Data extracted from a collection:
=====

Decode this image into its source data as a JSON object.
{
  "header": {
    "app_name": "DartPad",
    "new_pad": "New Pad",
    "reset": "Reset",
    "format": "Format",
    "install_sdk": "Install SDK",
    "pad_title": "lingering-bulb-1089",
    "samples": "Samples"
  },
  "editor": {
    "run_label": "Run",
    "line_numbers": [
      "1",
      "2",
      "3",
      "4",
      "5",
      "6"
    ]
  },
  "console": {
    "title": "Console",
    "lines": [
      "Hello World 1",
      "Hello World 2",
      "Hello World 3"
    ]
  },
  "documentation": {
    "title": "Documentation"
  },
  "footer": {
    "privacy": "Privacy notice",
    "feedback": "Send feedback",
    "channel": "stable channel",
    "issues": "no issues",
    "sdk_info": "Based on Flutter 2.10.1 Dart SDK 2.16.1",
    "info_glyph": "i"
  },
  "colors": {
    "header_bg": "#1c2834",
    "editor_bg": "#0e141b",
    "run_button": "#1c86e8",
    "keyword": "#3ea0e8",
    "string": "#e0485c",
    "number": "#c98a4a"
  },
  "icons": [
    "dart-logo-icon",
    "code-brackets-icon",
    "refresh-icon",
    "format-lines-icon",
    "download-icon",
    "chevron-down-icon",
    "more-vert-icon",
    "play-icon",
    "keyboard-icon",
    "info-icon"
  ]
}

=====

- Aim -
Set down every line of the listing above again, exactly as given.

- Task result -
Decode this image into its source data as a JSON object.
{
  "header": {
    "app_name": "DartPad",
    "new_pad": "New Pad",
    "reset": "Reset",
    "format": "Format",
    "install_sdk": "Install SDK",
    "pad_title": "lingering-bulb-1089",
    "samples": "Samples"
  },
  "editor": {
    "run_label": "Run",
    "line_numbers": [
      "1",
      "2",
      "3",
      "4",
      "5",
      "6"
    ]
  },
  "console": {
    "title": "Console",
    "lines": [
      "Hello World 1",
      "Hello World 2",
      "Hello World 3"
    ]
  },
  "documentation": {
    "title": "Documentation"
  },
  "footer": {
    "privacy": "Privacy notice",
    "feedback": "Send feedback",
    "channel": "stable channel",
    "issues": "no issues",
    "sdk_info": "Based on Flutter 2.10.1 Dart SDK 2.16.1",
    "info_glyph": "i"
  },
  "colors": {
    "header_bg": "#1c2834",
    "editor_bg": "#0e141b",
    "run_button": "#1c86e8",
    "keyword": "#3ea0e8",
    "string": "#e0485c",
    "number": "#c98a4a"
  },
  "icons": [
    "dart-logo-icon",
    "code-brackets-icon",
    "refresh-icon",
    "format-lines-icon",
    "download-icon",
    "chevron-down-icon",
    "more-vert-icon",
    "play-icon",
    "keyboard-icon",
    "info-icon"
  ]
}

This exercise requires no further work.